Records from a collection
------

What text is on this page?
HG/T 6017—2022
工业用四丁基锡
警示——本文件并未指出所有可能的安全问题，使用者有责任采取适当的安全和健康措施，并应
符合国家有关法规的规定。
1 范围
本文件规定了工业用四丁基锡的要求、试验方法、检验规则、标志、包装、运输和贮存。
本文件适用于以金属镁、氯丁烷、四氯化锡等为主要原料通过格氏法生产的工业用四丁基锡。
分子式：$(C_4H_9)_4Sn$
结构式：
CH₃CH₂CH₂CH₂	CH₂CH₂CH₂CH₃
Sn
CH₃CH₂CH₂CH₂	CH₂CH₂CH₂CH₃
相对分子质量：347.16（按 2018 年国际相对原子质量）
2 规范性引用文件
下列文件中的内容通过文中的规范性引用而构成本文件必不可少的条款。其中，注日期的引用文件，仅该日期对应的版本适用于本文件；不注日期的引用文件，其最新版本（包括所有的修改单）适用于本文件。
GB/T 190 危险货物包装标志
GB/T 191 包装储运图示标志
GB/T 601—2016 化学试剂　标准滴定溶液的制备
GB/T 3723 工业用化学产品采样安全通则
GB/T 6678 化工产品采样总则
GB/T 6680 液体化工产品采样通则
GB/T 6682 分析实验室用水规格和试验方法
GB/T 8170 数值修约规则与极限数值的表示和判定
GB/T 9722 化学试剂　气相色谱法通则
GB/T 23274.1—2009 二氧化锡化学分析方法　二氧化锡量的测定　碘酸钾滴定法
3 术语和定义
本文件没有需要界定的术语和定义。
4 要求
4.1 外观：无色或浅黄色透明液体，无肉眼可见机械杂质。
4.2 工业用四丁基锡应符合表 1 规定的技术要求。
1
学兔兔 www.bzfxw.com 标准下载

------

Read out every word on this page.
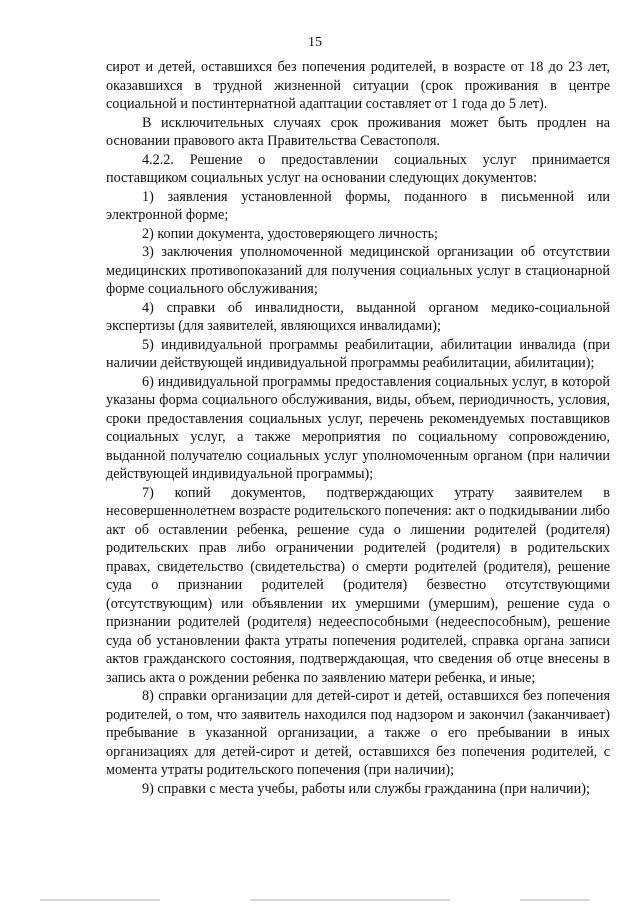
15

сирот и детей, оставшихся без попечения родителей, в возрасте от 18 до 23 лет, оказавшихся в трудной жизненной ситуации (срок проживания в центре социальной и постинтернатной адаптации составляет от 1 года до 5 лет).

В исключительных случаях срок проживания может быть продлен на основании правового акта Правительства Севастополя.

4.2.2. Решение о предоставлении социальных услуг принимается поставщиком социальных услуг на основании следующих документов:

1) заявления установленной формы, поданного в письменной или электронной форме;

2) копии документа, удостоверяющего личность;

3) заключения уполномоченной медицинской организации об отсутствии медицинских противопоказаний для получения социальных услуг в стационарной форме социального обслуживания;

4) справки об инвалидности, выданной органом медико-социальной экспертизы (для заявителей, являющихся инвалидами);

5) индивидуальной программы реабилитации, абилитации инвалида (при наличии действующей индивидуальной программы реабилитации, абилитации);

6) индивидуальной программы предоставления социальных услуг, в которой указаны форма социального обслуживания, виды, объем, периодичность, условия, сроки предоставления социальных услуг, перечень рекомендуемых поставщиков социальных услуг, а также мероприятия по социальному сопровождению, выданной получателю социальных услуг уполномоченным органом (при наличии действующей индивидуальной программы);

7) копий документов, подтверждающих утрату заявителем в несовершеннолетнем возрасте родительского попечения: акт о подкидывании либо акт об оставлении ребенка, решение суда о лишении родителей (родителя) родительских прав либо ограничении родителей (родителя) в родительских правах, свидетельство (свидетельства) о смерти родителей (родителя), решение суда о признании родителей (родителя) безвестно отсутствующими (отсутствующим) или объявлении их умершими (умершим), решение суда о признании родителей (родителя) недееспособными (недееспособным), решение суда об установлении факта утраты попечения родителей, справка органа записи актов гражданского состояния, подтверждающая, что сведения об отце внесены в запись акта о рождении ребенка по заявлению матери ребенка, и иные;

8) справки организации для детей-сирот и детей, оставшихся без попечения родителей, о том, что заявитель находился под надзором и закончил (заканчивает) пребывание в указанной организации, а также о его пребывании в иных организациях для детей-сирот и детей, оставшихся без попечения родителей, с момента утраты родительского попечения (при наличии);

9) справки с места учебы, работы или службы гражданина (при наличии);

------

▸ **Brief**
Determine how many lines in the listing above hold the string "this", then write only the number.

▸ **The solution**
2